* Begin Material supplied *

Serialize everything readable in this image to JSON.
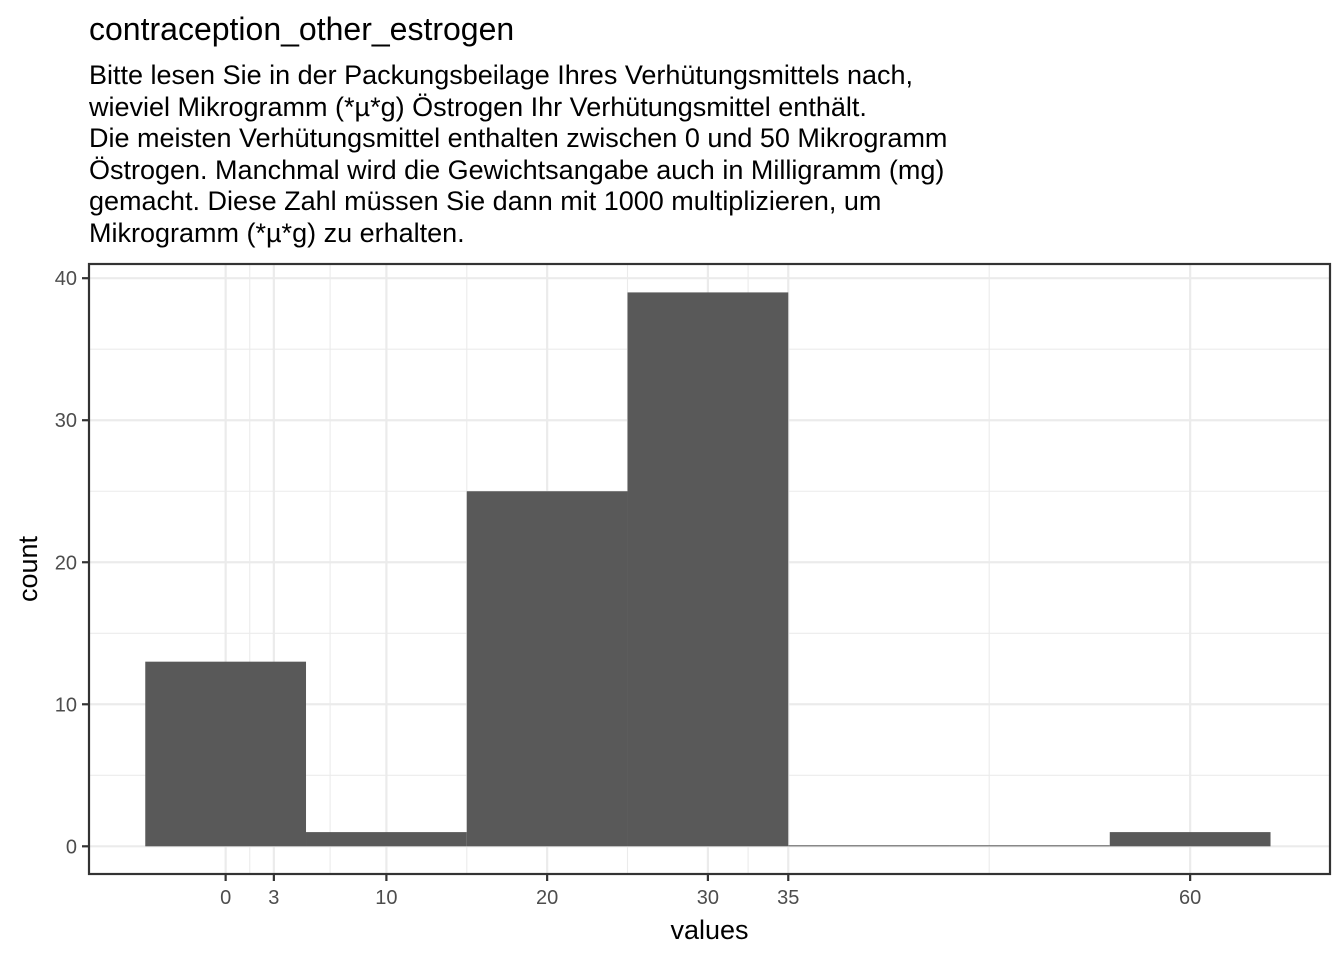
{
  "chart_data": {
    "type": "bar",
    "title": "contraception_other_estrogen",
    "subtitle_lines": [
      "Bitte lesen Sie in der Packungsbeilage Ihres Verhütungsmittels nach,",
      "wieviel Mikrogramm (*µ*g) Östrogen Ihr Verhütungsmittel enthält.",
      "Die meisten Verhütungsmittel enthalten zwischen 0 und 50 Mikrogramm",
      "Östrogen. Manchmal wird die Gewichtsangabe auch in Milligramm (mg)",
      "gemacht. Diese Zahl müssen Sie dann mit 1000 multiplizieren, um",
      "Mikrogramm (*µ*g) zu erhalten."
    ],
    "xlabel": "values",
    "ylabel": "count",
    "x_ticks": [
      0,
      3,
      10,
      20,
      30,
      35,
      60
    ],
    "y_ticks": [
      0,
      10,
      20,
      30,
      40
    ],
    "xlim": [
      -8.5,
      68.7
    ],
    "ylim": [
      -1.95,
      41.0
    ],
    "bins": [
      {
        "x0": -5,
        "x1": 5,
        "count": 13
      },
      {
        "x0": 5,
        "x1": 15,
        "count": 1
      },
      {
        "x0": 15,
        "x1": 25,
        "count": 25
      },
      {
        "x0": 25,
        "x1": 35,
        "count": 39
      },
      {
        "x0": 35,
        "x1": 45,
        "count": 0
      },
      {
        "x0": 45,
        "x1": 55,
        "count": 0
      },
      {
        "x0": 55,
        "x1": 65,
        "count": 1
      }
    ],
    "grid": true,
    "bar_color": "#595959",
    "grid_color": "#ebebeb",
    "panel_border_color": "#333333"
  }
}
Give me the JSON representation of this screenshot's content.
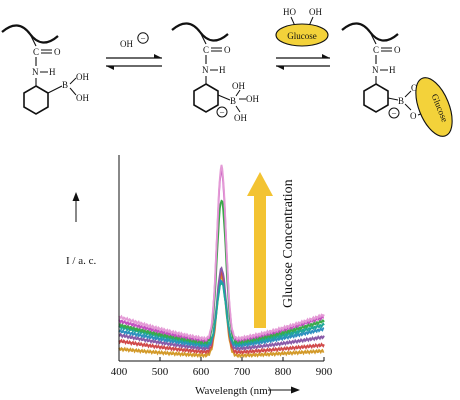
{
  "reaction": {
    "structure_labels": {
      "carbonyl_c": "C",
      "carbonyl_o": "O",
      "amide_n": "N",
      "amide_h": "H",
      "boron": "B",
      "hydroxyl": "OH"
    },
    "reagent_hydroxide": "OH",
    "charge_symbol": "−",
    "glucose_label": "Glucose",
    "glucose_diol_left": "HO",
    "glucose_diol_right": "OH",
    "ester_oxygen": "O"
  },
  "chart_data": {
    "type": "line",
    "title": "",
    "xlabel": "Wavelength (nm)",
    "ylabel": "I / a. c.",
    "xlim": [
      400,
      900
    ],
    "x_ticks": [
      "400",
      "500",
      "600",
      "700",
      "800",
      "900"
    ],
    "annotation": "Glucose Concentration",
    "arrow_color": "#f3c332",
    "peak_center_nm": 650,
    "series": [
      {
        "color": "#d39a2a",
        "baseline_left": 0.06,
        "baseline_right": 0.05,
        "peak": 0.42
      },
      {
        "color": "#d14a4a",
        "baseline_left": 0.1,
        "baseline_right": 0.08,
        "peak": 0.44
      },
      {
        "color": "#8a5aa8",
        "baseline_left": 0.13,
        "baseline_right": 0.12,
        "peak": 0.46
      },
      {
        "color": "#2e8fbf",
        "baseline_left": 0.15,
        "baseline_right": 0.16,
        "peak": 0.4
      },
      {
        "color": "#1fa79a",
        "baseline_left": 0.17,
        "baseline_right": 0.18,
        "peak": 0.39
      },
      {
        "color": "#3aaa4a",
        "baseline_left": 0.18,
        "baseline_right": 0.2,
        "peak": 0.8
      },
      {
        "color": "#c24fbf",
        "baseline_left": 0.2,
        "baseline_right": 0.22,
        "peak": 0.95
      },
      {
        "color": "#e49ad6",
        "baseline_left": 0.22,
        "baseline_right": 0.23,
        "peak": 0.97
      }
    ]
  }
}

* End Material supplied *

__Required work__:
In your copy of the records, include no pictures; repeat everything else exactly.

__Problem solution__:
Serialize everything readable in this image to JSON.
{
  "chart_data": {
    "type": "bar",
    "title": "contraception_other_estrogen",
    "subtitle_lines": [
      "Bitte lesen Sie in der Packungsbeilage Ihres Verhütungsmittels nach,",
      "wieviel Mikrogramm (*µ*g) Östrogen Ihr Verhütungsmittel enthält.",
      "Die meisten Verhütungsmittel enthalten zwischen 0 und 50 Mikrogramm",
      "Östrogen. Manchmal wird die Gewichtsangabe auch in Milligramm (mg)",
      "gemacht. Diese Zahl müssen Sie dann mit 1000 multiplizieren, um",
      "Mikrogramm (*µ*g) zu erhalten."
    ],
    "xlabel": "values",
    "ylabel": "count",
    "x_ticks": [
      0,
      3,
      10,
      20,
      30,
      35,
      60
    ],
    "y_ticks": [
      0,
      10,
      20,
      30,
      40
    ],
    "xlim": [
      -8.5,
      68.7
    ],
    "ylim": [
      -1.95,
      41.0
    ],
    "bins": [
      {
        "x0": -5,
        "x1": 5,
        "count": 13
      },
      {
        "x0": 5,
        "x1": 15,
        "count": 1
      },
      {
        "x0": 15,
        "x1": 25,
        "count": 25
      },
      {
        "x0": 25,
        "x1": 35,
        "count": 39
      },
      {
        "x0": 35,
        "x1": 45,
        "count": 0
      },
      {
        "x0": 45,
        "x1": 55,
        "count": 0
      },
      {
        "x0": 55,
        "x1": 65,
        "count": 1
      }
    ],
    "grid": true,
    "bar_color": "#595959",
    "grid_color": "#ebebeb",
    "panel_border_color": "#333333"
  }
}
Give me the JSON representation of this screenshot's content.
{
  "reaction": {
    "structure_labels": {
      "carbonyl_c": "C",
      "carbonyl_o": "O",
      "amide_n": "N",
      "amide_h": "H",
      "boron": "B",
      "hydroxyl": "OH"
    },
    "reagent_hydroxide": "OH",
    "charge_symbol": "−",
    "glucose_label": "Glucose",
    "glucose_diol_left": "HO",
    "glucose_diol_right": "OH",
    "ester_oxygen": "O"
  },
  "chart_data": {
    "type": "line",
    "title": "",
    "xlabel": "Wavelength (nm)",
    "ylabel": "I / a. c.",
    "xlim": [
      400,
      900
    ],
    "x_ticks": [
      "400",
      "500",
      "600",
      "700",
      "800",
      "900"
    ],
    "annotation": "Glucose Concentration",
    "arrow_color": "#f3c332",
    "peak_center_nm": 650,
    "series": [
      {
        "color": "#d39a2a",
        "baseline_left": 0.06,
        "baseline_right": 0.05,
        "peak": 0.42
      },
      {
        "color": "#d14a4a",
        "baseline_left": 0.1,
        "baseline_right": 0.08,
        "peak": 0.44
      },
      {
        "color": "#8a5aa8",
        "baseline_left": 0.13,
        "baseline_right": 0.12,
        "peak": 0.46
      },
      {
        "color": "#2e8fbf",
        "baseline_left": 0.15,
        "baseline_right": 0.16,
        "peak": 0.4
      },
      {
        "color": "#1fa79a",
        "baseline_left": 0.17,
        "baseline_right": 0.18,
        "peak": 0.39
      },
      {
        "color": "#3aaa4a",
        "baseline_left": 0.18,
        "baseline_right": 0.2,
        "peak": 0.8
      },
      {
        "color": "#c24fbf",
        "baseline_left": 0.2,
        "baseline_right": 0.22,
        "peak": 0.95
      },
      {
        "color": "#e49ad6",
        "baseline_left": 0.22,
        "baseline_right": 0.23,
        "peak": 0.97
      }
    ]
  }
}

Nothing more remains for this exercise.